Excerpts from a figure dataset:
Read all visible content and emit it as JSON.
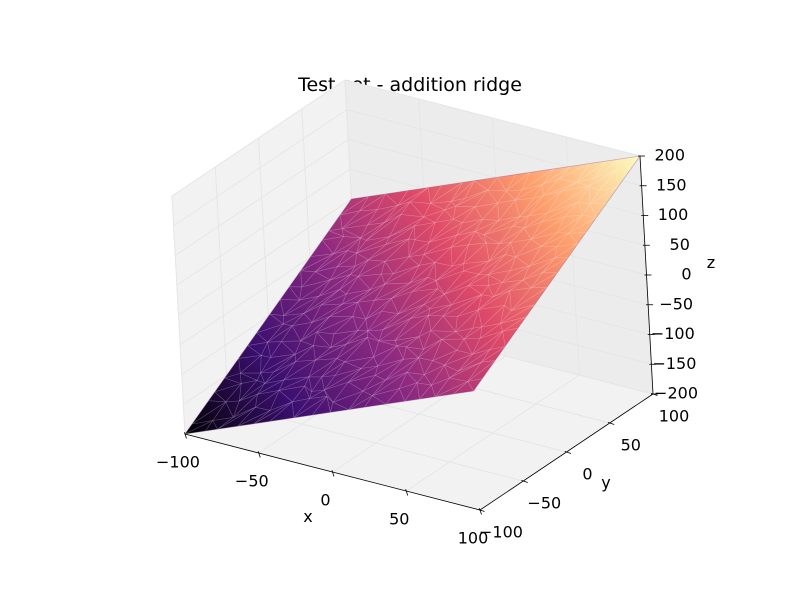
{
  "chart_data": {
    "type": "surface3d",
    "title": "Test set - addition ridge",
    "xlabel": "x",
    "ylabel": "y",
    "zlabel": "z",
    "xlim": [
      -100,
      100
    ],
    "ylim": [
      -100,
      100
    ],
    "zlim": [
      -200,
      200
    ],
    "x_ticks": [
      "−100",
      "−50",
      "0",
      "50",
      "100"
    ],
    "y_ticks": [
      "−100",
      "−50",
      "0",
      "50",
      "100"
    ],
    "z_ticks": [
      "−200",
      "−150",
      "−100",
      "−50",
      "0",
      "50",
      "100",
      "150",
      "200"
    ],
    "surface": {
      "function": "z = x + y",
      "corners": [
        {
          "x": -100,
          "y": -100,
          "z": -200
        },
        {
          "x": 100,
          "y": -100,
          "z": 0
        },
        {
          "x": 100,
          "y": 100,
          "z": 200
        },
        {
          "x": -100,
          "y": 100,
          "z": 0
        }
      ],
      "colormap": "magma",
      "colormap_stops": [
        "#000004",
        "#3b0f70",
        "#8c2981",
        "#de4968",
        "#fe9f6d",
        "#fcfdbf"
      ]
    },
    "grid": true
  }
}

> WORK TO COMPLETE: Your task is to return the entries above exactly, with no pictures.

> TASK OUTPUT:
Read all visible content and emit it as JSON.
{
  "chart_data": {
    "type": "surface3d",
    "title": "Test set - addition ridge",
    "xlabel": "x",
    "ylabel": "y",
    "zlabel": "z",
    "xlim": [
      -100,
      100
    ],
    "ylim": [
      -100,
      100
    ],
    "zlim": [
      -200,
      200
    ],
    "x_ticks": [
      "−100",
      "−50",
      "0",
      "50",
      "100"
    ],
    "y_ticks": [
      "−100",
      "−50",
      "0",
      "50",
      "100"
    ],
    "z_ticks": [
      "−200",
      "−150",
      "−100",
      "−50",
      "0",
      "50",
      "100",
      "150",
      "200"
    ],
    "surface": {
      "function": "z = x + y",
      "corners": [
        {
          "x": -100,
          "y": -100,
          "z": -200
        },
        {
          "x": 100,
          "y": -100,
          "z": 0
        },
        {
          "x": 100,
          "y": 100,
          "z": 200
        },
        {
          "x": -100,
          "y": 100,
          "z": 0
        }
      ],
      "colormap": "magma",
      "colormap_stops": [
        "#000004",
        "#3b0f70",
        "#8c2981",
        "#de4968",
        "#fe9f6d",
        "#fcfdbf"
      ]
    },
    "grid": true
  }
}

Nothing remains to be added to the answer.